— START Entries supplied —

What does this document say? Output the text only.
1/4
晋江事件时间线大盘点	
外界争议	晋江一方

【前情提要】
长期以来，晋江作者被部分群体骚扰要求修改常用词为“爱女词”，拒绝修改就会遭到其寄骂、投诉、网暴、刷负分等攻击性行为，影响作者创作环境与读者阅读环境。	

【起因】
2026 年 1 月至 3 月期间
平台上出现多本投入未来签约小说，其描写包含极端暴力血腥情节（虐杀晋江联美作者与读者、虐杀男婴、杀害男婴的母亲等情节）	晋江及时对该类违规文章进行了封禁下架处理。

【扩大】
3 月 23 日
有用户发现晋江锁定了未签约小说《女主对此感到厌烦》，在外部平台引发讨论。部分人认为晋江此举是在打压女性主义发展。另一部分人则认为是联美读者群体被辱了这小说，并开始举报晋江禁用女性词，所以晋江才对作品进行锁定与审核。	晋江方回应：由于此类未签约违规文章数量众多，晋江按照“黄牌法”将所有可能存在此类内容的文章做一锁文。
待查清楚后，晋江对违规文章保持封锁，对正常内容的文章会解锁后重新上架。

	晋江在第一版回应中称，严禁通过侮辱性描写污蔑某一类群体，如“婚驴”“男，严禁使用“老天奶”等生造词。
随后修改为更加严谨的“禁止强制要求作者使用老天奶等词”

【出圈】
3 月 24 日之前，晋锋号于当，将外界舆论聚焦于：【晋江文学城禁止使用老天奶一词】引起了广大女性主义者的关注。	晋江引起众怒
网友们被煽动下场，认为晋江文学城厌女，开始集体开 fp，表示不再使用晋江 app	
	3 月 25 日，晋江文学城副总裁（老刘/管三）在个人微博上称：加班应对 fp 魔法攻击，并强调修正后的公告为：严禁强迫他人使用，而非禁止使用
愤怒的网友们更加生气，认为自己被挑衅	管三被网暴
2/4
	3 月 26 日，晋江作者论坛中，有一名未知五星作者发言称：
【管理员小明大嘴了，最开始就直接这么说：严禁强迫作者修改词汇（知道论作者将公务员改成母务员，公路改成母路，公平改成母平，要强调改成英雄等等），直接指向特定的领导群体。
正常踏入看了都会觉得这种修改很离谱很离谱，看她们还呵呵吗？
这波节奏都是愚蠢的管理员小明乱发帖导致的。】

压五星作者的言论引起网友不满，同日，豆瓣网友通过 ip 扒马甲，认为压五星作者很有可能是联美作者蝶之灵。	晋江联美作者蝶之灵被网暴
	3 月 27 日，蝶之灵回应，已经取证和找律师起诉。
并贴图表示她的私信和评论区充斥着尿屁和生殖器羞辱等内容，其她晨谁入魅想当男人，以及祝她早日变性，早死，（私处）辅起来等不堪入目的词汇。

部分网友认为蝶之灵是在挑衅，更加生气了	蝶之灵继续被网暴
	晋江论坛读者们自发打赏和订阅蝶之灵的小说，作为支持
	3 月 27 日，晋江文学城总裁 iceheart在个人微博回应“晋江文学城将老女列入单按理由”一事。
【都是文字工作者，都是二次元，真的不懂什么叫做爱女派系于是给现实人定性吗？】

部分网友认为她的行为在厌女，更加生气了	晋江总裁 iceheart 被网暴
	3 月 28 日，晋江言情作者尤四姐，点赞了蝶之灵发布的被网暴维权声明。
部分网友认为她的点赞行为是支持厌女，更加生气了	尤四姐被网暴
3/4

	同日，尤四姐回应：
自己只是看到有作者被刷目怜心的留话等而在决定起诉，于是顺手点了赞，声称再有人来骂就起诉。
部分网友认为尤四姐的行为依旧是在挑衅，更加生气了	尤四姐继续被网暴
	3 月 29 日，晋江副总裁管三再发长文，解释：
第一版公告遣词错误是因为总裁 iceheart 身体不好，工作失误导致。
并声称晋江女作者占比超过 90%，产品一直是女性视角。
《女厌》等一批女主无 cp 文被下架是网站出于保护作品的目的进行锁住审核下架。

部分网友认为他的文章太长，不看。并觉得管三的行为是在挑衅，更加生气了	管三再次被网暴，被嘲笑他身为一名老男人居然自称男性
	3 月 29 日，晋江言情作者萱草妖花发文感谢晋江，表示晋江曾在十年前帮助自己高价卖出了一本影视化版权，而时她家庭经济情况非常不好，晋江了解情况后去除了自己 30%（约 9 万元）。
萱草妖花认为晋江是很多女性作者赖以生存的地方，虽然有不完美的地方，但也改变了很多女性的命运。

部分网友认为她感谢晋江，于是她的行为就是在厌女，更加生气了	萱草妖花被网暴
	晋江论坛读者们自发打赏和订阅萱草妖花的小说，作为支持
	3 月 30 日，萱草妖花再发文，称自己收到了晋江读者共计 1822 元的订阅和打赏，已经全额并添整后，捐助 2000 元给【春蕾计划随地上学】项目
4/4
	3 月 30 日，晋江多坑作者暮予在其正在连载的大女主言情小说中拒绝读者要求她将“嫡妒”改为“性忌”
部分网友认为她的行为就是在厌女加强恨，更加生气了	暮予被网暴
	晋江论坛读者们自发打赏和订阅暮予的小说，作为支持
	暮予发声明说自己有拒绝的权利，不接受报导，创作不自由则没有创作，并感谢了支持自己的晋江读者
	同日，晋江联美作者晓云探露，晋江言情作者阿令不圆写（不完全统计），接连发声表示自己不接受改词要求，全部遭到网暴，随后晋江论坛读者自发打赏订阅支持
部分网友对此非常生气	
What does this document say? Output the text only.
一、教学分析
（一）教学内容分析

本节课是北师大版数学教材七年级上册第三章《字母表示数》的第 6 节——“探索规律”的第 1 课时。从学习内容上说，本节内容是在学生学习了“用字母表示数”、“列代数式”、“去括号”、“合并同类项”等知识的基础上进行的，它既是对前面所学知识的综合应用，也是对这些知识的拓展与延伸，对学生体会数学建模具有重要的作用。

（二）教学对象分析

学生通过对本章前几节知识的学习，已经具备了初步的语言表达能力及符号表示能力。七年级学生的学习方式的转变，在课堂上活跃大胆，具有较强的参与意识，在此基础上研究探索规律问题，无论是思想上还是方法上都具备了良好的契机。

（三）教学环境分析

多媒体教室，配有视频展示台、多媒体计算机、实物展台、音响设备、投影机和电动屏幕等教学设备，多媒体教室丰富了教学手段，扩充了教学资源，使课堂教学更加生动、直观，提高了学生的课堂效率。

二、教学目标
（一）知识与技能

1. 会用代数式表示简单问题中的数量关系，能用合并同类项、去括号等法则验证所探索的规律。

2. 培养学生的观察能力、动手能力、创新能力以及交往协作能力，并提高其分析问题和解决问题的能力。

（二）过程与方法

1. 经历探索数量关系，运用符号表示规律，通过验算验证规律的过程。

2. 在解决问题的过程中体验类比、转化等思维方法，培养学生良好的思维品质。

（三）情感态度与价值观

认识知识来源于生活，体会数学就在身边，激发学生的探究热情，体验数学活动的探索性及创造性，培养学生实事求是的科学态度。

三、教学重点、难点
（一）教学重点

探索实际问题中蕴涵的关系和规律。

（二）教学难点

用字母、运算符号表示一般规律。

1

— END Entries supplied —

* Set exercise:
In this exercise, repeat all entries exactly.

* Exercise output:
What does this document say? Output the text only.
1/4
晋江事件时间线大盘点	
外界争议	晋江一方

【前情提要】
长期以来，晋江作者被部分群体骚扰要求修改常用词为“爱女词”，拒绝修改就会遭到其寄骂、投诉、网暴、刷负分等攻击性行为，影响作者创作环境与读者阅读环境。	

【起因】
2026 年 1 月至 3 月期间
平台上出现多本投入未来签约小说，其描写包含极端暴力血腥情节（虐杀晋江联美作者与读者、虐杀男婴、杀害男婴的母亲等情节）	晋江及时对该类违规文章进行了封禁下架处理。

【扩大】
3 月 23 日
有用户发现晋江锁定了未签约小说《女主对此感到厌烦》，在外部平台引发讨论。部分人认为晋江此举是在打压女性主义发展。另一部分人则认为是联美读者群体被辱了这小说，并开始举报晋江禁用女性词，所以晋江才对作品进行锁定与审核。	晋江方回应：由于此类未签约违规文章数量众多，晋江按照“黄牌法”将所有可能存在此类内容的文章做一锁文。
待查清楚后，晋江对违规文章保持封锁，对正常内容的文章会解锁后重新上架。

	晋江在第一版回应中称，严禁通过侮辱性描写污蔑某一类群体，如“婚驴”“男，严禁使用“老天奶”等生造词。
随后修改为更加严谨的“禁止强制要求作者使用老天奶等词”

【出圈】
3 月 24 日之前，晋锋号于当，将外界舆论聚焦于：【晋江文学城禁止使用老天奶一词】引起了广大女性主义者的关注。	晋江引起众怒
网友们被煽动下场，认为晋江文学城厌女，开始集体开 fp，表示不再使用晋江 app	
	3 月 25 日，晋江文学城副总裁（老刘/管三）在个人微博上称：加班应对 fp 魔法攻击，并强调修正后的公告为：严禁强迫他人使用，而非禁止使用
愤怒的网友们更加生气，认为自己被挑衅	管三被网暴
2/4
	3 月 26 日，晋江作者论坛中，有一名未知五星作者发言称：
【管理员小明大嘴了，最开始就直接这么说：严禁强迫作者修改词汇（知道论作者将公务员改成母务员，公路改成母路，公平改成母平，要强调改成英雄等等），直接指向特定的领导群体。
正常踏入看了都会觉得这种修改很离谱很离谱，看她们还呵呵吗？
这波节奏都是愚蠢的管理员小明乱发帖导致的。】

压五星作者的言论引起网友不满，同日，豆瓣网友通过 ip 扒马甲，认为压五星作者很有可能是联美作者蝶之灵。	晋江联美作者蝶之灵被网暴
	3 月 27 日，蝶之灵回应，已经取证和找律师起诉。
并贴图表示她的私信和评论区充斥着尿屁和生殖器羞辱等内容，其她晨谁入魅想当男人，以及祝她早日变性，早死，（私处）辅起来等不堪入目的词汇。

部分网友认为蝶之灵是在挑衅，更加生气了	蝶之灵继续被网暴
	晋江论坛读者们自发打赏和订阅蝶之灵的小说，作为支持
	3 月 27 日，晋江文学城总裁 iceheart在个人微博回应“晋江文学城将老女列入单按理由”一事。
【都是文字工作者，都是二次元，真的不懂什么叫做爱女派系于是给现实人定性吗？】

部分网友认为她的行为在厌女，更加生气了	晋江总裁 iceheart 被网暴
	3 月 28 日，晋江言情作者尤四姐，点赞了蝶之灵发布的被网暴维权声明。
部分网友认为她的点赞行为是支持厌女，更加生气了	尤四姐被网暴
3/4

	同日，尤四姐回应：
自己只是看到有作者被刷目怜心的留话等而在决定起诉，于是顺手点了赞，声称再有人来骂就起诉。
部分网友认为尤四姐的行为依旧是在挑衅，更加生气了	尤四姐继续被网暴
	3 月 29 日，晋江副总裁管三再发长文，解释：
第一版公告遣词错误是因为总裁 iceheart 身体不好，工作失误导致。
并声称晋江女作者占比超过 90%，产品一直是女性视角。
《女厌》等一批女主无 cp 文被下架是网站出于保护作品的目的进行锁住审核下架。

部分网友认为他的文章太长，不看。并觉得管三的行为是在挑衅，更加生气了	管三再次被网暴，被嘲笑他身为一名老男人居然自称男性
	3 月 29 日，晋江言情作者萱草妖花发文感谢晋江，表示晋江曾在十年前帮助自己高价卖出了一本影视化版权，而时她家庭经济情况非常不好，晋江了解情况后去除了自己 30%（约 9 万元）。
萱草妖花认为晋江是很多女性作者赖以生存的地方，虽然有不完美的地方，但也改变了很多女性的命运。

部分网友认为她感谢晋江，于是她的行为就是在厌女，更加生气了	萱草妖花被网暴
	晋江论坛读者们自发打赏和订阅萱草妖花的小说，作为支持
	3 月 30 日，萱草妖花再发文，称自己收到了晋江读者共计 1822 元的订阅和打赏，已经全额并添整后，捐助 2000 元给【春蕾计划随地上学】项目
4/4
	3 月 30 日，晋江多坑作者暮予在其正在连载的大女主言情小说中拒绝读者要求她将“嫡妒”改为“性忌”
部分网友认为她的行为就是在厌女加强恨，更加生气了	暮予被网暴
	晋江论坛读者们自发打赏和订阅暮予的小说，作为支持
	暮予发声明说自己有拒绝的权利，不接受报导，创作不自由则没有创作，并感谢了支持自己的晋江读者
	同日，晋江联美作者晓云探露，晋江言情作者阿令不圆写（不完全统计），接连发声表示自己不接受改词要求，全部遭到网暴，随后晋江论坛读者自发打赏订阅支持
部分网友对此非常生气	
What does this document say? Output the text only.
一、教学分析
（一）教学内容分析

本节课是北师大版数学教材七年级上册第三章《字母表示数》的第 6 节——“探索规律”的第 1 课时。从学习内容上说，本节内容是在学生学习了“用字母表示数”、“列代数式”、“去括号”、“合并同类项”等知识的基础上进行的，它既是对前面所学知识的综合应用，也是对这些知识的拓展与延伸，对学生体会数学建模具有重要的作用。

（二）教学对象分析

学生通过对本章前几节知识的学习，已经具备了初步的语言表达能力及符号表示能力。七年级学生的学习方式的转变，在课堂上活跃大胆，具有较强的参与意识，在此基础上研究探索规律问题，无论是思想上还是方法上都具备了良好的契机。

（三）教学环境分析

多媒体教室，配有视频展示台、多媒体计算机、实物展台、音响设备、投影机和电动屏幕等教学设备，多媒体教室丰富了教学手段，扩充了教学资源，使课堂教学更加生动、直观，提高了学生的课堂效率。

二、教学目标
（一）知识与技能

1. 会用代数式表示简单问题中的数量关系，能用合并同类项、去括号等法则验证所探索的规律。

2. 培养学生的观察能力、动手能力、创新能力以及交往协作能力，并提高其分析问题和解决问题的能力。

（二）过程与方法

1. 经历探索数量关系，运用符号表示规律，通过验算验证规律的过程。

2. 在解决问题的过程中体验类比、转化等思维方法，培养学生良好的思维品质。

（三）情感态度与价值观

认识知识来源于生活，体会数学就在身边，激发学生的探究热情，体验数学活动的探索性及创造性，培养学生实事求是的科学态度。

三、教学重点、难点
（一）教学重点

探索实际问题中蕴涵的关系和规律。

（二）教学难点

用字母、运算符号表示一般规律。

1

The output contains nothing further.